**WHAT IS NEEDED**
Can you quote the records below in full, word for word?

* BEGIN *

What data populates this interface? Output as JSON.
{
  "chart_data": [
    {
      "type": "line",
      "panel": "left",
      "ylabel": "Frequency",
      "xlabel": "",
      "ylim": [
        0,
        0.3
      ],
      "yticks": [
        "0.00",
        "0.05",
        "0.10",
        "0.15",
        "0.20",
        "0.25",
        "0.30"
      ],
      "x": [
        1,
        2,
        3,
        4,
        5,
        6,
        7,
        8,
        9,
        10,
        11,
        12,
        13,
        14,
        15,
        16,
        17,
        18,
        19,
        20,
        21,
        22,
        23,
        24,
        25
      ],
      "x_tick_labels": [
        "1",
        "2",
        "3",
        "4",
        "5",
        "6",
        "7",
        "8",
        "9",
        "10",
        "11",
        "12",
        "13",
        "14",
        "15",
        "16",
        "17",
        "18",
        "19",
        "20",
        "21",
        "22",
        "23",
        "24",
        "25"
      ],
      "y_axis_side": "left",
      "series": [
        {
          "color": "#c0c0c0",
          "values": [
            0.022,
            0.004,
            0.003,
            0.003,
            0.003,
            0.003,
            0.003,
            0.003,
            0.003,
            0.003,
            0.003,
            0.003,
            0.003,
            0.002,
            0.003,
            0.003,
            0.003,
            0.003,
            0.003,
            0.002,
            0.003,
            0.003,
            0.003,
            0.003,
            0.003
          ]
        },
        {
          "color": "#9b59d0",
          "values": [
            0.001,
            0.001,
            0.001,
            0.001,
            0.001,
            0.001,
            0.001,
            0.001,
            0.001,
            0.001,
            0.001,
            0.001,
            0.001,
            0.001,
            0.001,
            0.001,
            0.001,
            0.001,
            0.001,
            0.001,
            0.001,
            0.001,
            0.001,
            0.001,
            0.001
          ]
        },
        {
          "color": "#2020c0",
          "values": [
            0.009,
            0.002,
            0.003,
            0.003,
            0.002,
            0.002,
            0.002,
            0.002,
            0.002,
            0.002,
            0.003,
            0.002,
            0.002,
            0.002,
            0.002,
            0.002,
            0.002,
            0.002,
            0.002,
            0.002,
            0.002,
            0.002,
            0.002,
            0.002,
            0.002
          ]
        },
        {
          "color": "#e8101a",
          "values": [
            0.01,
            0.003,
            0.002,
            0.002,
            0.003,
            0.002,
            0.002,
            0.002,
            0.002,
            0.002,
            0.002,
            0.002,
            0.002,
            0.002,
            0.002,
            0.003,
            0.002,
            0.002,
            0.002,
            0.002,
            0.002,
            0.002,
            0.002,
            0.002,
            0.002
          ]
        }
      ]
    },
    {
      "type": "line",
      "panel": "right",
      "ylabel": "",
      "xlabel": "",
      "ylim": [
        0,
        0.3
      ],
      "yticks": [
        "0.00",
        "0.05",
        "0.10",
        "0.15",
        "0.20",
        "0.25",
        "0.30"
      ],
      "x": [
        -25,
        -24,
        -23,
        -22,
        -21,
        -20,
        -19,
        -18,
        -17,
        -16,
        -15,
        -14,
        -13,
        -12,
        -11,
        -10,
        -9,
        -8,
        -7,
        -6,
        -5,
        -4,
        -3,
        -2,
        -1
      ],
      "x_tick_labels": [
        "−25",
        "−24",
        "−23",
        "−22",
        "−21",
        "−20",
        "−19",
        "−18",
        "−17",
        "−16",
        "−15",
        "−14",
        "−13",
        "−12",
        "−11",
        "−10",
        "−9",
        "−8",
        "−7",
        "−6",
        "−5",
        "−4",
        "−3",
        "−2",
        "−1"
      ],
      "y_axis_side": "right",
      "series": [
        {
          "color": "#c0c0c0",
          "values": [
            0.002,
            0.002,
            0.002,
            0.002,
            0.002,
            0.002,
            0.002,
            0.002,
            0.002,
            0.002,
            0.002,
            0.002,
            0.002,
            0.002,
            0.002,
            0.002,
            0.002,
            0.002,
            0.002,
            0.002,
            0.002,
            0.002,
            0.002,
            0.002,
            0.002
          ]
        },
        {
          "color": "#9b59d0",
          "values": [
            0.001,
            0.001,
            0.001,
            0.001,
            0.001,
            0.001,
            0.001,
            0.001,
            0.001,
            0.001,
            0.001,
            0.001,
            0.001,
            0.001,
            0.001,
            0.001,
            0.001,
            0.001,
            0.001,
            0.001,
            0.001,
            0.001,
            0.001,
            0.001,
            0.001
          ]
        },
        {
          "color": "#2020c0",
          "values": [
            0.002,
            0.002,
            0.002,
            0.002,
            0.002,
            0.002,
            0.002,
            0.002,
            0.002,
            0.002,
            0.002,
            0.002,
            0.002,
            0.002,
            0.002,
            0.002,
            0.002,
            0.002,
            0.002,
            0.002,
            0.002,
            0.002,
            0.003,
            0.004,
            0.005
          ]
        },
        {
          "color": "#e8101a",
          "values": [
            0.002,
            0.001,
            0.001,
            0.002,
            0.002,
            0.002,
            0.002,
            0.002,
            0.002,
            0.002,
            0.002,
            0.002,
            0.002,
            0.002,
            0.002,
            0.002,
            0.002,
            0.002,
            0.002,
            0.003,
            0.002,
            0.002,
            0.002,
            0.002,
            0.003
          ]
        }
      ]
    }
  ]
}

* END *

**RESULT OF THE EXERCISE**
What data populates this interface? Output as JSON.
{
  "chart_data": [
    {
      "type": "line",
      "panel": "left",
      "ylabel": "Frequency",
      "xlabel": "",
      "ylim": [
        0,
        0.3
      ],
      "yticks": [
        "0.00",
        "0.05",
        "0.10",
        "0.15",
        "0.20",
        "0.25",
        "0.30"
      ],
      "x": [
        1,
        2,
        3,
        4,
        5,
        6,
        7,
        8,
        9,
        10,
        11,
        12,
        13,
        14,
        15,
        16,
        17,
        18,
        19,
        20,
        21,
        22,
        23,
        24,
        25
      ],
      "x_tick_labels": [
        "1",
        "2",
        "3",
        "4",
        "5",
        "6",
        "7",
        "8",
        "9",
        "10",
        "11",
        "12",
        "13",
        "14",
        "15",
        "16",
        "17",
        "18",
        "19",
        "20",
        "21",
        "22",
        "23",
        "24",
        "25"
      ],
      "y_axis_side": "left",
      "series": [
        {
          "color": "#c0c0c0",
          "values": [
            0.022,
            0.004,
            0.003,
            0.003,
            0.003,
            0.003,
            0.003,
            0.003,
            0.003,
            0.003,
            0.003,
            0.003,
            0.003,
            0.002,
            0.003,
            0.003,
            0.003,
            0.003,
            0.003,
            0.002,
            0.003,
            0.003,
            0.003,
            0.003,
            0.003
          ]
        },
        {
          "color": "#9b59d0",
          "values": [
            0.001,
            0.001,
            0.001,
            0.001,
            0.001,
            0.001,
            0.001,
            0.001,
            0.001,
            0.001,
            0.001,
            0.001,
            0.001,
            0.001,
            0.001,
            0.001,
            0.001,
            0.001,
            0.001,
            0.001,
            0.001,
            0.001,
            0.001,
            0.001,
            0.001
          ]
        },
        {
          "color": "#2020c0",
          "values": [
            0.009,
            0.002,
            0.003,
            0.003,
            0.002,
            0.002,
            0.002,
            0.002,
            0.002,
            0.002,
            0.003,
            0.002,
            0.002,
            0.002,
            0.002,
            0.002,
            0.002,
            0.002,
            0.002,
            0.002,
            0.002,
            0.002,
            0.002,
            0.002,
            0.002
          ]
        },
        {
          "color": "#e8101a",
          "values": [
            0.01,
            0.003,
            0.002,
            0.002,
            0.003,
            0.002,
            0.002,
            0.002,
            0.002,
            0.002,
            0.002,
            0.002,
            0.002,
            0.002,
            0.002,
            0.003,
            0.002,
            0.002,
            0.002,
            0.002,
            0.002,
            0.002,
            0.002,
            0.002,
            0.002
          ]
        }
      ]
    },
    {
      "type": "line",
      "panel": "right",
      "ylabel": "",
      "xlabel": "",
      "ylim": [
        0,
        0.3
      ],
      "yticks": [
        "0.00",
        "0.05",
        "0.10",
        "0.15",
        "0.20",
        "0.25",
        "0.30"
      ],
      "x": [
        -25,
        -24,
        -23,
        -22,
        -21,
        -20,
        -19,
        -18,
        -17,
        -16,
        -15,
        -14,
        -13,
        -12,
        -11,
        -10,
        -9,
        -8,
        -7,
        -6,
        -5,
        -4,
        -3,
        -2,
        -1
      ],
      "x_tick_labels": [
        "−25",
        "−24",
        "−23",
        "−22",
        "−21",
        "−20",
        "−19",
        "−18",
        "−17",
        "−16",
        "−15",
        "−14",
        "−13",
        "−12",
        "−11",
        "−10",
        "−9",
        "−8",
        "−7",
        "−6",
        "−5",
        "−4",
        "−3",
        "−2",
        "−1"
      ],
      "y_axis_side": "right",
      "series": [
        {
          "color": "#c0c0c0",
          "values": [
            0.002,
            0.002,
            0.002,
            0.002,
            0.002,
            0.002,
            0.002,
            0.002,
            0.002,
            0.002,
            0.002,
            0.002,
            0.002,
            0.002,
            0.002,
            0.002,
            0.002,
            0.002,
            0.002,
            0.002,
            0.002,
            0.002,
            0.002,
            0.002,
            0.002
          ]
        },
        {
          "color": "#9b59d0",
          "values": [
            0.001,
            0.001,
            0.001,
            0.001,
            0.001,
            0.001,
            0.001,
            0.001,
            0.001,
            0.001,
            0.001,
            0.001,
            0.001,
            0.001,
            0.001,
            0.001,
            0.001,
            0.001,
            0.001,
            0.001,
            0.001,
            0.001,
            0.001,
            0.001,
            0.001
          ]
        },
        {
          "color": "#2020c0",
          "values": [
            0.002,
            0.002,
            0.002,
            0.002,
            0.002,
            0.002,
            0.002,
            0.002,
            0.002,
            0.002,
            0.002,
            0.002,
            0.002,
            0.002,
            0.002,
            0.002,
            0.002,
            0.002,
            0.002,
            0.002,
            0.002,
            0.002,
            0.003,
            0.004,
            0.005
          ]
        },
        {
          "color": "#e8101a",
          "values": [
            0.002,
            0.001,
            0.001,
            0.002,
            0.002,
            0.002,
            0.002,
            0.002,
            0.002,
            0.002,
            0.002,
            0.002,
            0.002,
            0.002,
            0.002,
            0.002,
            0.002,
            0.002,
            0.002,
            0.003,
            0.002,
            0.002,
            0.002,
            0.002,
            0.003
          ]
        }
      ]
    }
  ]
}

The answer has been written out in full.